_TASK_
Locate "Read this page and output its text content." in the listing below, then output the line holding it and every line after it, exactly and with nothing else.
──────── RECORDS FOR THIS TASK
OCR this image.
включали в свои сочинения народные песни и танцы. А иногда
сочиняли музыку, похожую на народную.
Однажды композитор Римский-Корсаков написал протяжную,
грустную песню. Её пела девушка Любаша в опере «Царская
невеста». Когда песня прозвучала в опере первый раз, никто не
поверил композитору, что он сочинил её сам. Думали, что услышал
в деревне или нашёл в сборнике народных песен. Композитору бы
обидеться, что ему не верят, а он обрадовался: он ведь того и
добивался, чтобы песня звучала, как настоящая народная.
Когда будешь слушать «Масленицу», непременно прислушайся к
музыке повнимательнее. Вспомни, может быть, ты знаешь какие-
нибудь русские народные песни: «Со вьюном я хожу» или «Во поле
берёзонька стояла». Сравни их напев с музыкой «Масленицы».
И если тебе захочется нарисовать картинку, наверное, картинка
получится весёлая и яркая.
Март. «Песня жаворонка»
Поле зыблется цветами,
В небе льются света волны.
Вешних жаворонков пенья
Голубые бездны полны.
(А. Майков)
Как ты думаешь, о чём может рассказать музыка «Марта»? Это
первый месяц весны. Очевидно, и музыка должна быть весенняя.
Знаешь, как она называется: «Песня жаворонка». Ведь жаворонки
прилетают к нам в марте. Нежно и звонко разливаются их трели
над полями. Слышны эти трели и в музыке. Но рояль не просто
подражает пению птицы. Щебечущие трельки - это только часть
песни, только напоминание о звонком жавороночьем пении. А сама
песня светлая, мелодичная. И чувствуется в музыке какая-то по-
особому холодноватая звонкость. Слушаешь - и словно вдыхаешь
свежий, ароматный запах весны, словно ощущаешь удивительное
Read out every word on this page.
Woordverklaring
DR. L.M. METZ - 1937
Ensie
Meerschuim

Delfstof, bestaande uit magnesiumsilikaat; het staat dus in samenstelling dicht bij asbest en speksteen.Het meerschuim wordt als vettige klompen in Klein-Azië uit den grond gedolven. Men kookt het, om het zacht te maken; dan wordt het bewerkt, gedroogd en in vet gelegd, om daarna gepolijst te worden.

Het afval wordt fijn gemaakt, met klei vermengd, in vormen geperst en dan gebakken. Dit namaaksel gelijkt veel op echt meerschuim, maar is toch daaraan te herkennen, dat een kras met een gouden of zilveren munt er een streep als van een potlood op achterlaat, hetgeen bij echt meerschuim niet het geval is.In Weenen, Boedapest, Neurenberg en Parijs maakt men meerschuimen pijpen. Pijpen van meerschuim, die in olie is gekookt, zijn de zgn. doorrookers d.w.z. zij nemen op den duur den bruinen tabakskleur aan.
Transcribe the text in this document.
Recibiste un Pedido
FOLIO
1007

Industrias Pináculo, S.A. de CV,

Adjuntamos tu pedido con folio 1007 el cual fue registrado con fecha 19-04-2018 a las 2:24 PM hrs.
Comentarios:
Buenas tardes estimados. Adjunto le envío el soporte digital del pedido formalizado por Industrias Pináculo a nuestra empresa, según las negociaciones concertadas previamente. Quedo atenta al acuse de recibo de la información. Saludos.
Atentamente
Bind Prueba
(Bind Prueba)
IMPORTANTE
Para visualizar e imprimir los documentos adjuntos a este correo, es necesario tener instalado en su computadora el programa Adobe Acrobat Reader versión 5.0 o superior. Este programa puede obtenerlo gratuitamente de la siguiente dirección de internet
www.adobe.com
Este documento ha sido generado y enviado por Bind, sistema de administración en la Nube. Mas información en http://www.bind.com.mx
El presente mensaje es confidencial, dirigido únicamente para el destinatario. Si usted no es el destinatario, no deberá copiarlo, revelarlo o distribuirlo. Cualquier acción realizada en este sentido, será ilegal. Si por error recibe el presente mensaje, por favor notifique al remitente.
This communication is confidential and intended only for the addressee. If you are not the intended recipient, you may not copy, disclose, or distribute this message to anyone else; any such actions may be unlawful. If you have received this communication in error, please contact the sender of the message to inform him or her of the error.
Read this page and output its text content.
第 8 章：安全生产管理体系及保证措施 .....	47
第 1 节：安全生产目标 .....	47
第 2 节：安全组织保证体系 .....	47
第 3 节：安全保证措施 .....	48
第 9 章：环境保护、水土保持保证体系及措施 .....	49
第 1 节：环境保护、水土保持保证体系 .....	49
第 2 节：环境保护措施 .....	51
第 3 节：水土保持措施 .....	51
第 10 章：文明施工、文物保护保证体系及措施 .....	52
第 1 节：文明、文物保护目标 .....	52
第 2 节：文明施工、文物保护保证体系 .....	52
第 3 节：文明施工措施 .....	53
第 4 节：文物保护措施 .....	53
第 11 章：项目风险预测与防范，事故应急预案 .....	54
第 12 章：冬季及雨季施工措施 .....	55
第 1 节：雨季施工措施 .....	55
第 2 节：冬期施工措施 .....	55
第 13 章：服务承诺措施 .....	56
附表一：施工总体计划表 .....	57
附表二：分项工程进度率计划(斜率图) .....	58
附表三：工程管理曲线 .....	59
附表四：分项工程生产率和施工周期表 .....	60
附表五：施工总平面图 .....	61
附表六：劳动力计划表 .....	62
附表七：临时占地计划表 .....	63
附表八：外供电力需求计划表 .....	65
────────────────
_FULL SOLUTION_
Read this page and output its text content.
第 8 章：安全生产管理体系及保证措施 .....	47
第 1 节：安全生产目标 .....	47
第 2 节：安全组织保证体系 .....	47
第 3 节：安全保证措施 .....	48
第 9 章：环境保护、水土保持保证体系及措施 .....	49
第 1 节：环境保护、水土保持保证体系 .....	49
第 2 节：环境保护措施 .....	51
第 3 节：水土保持措施 .....	51
第 10 章：文明施工、文物保护保证体系及措施 .....	52
第 1 节：文明、文物保护目标 .....	52
第 2 节：文明施工、文物保护保证体系 .....	52
第 3 节：文明施工措施 .....	53
第 4 节：文物保护措施 .....	53
第 11 章：项目风险预测与防范，事故应急预案 .....	54
第 12 章：冬季及雨季施工措施 .....	55
第 1 节：雨季施工措施 .....	55
第 2 节：冬期施工措施 .....	55
第 13 章：服务承诺措施 .....	56
附表一：施工总体计划表 .....	57
附表二：分项工程进度率计划(斜率图) .....	58
附表三：工程管理曲线 .....	59
附表四：分项工程生产率和施工周期表 .....	60
附表五：施工总平面图 .....	61
附表六：劳动力计划表 .....	62
附表七：临时占地计划表 .....	63
附表八：外供电力需求计划表 .....	65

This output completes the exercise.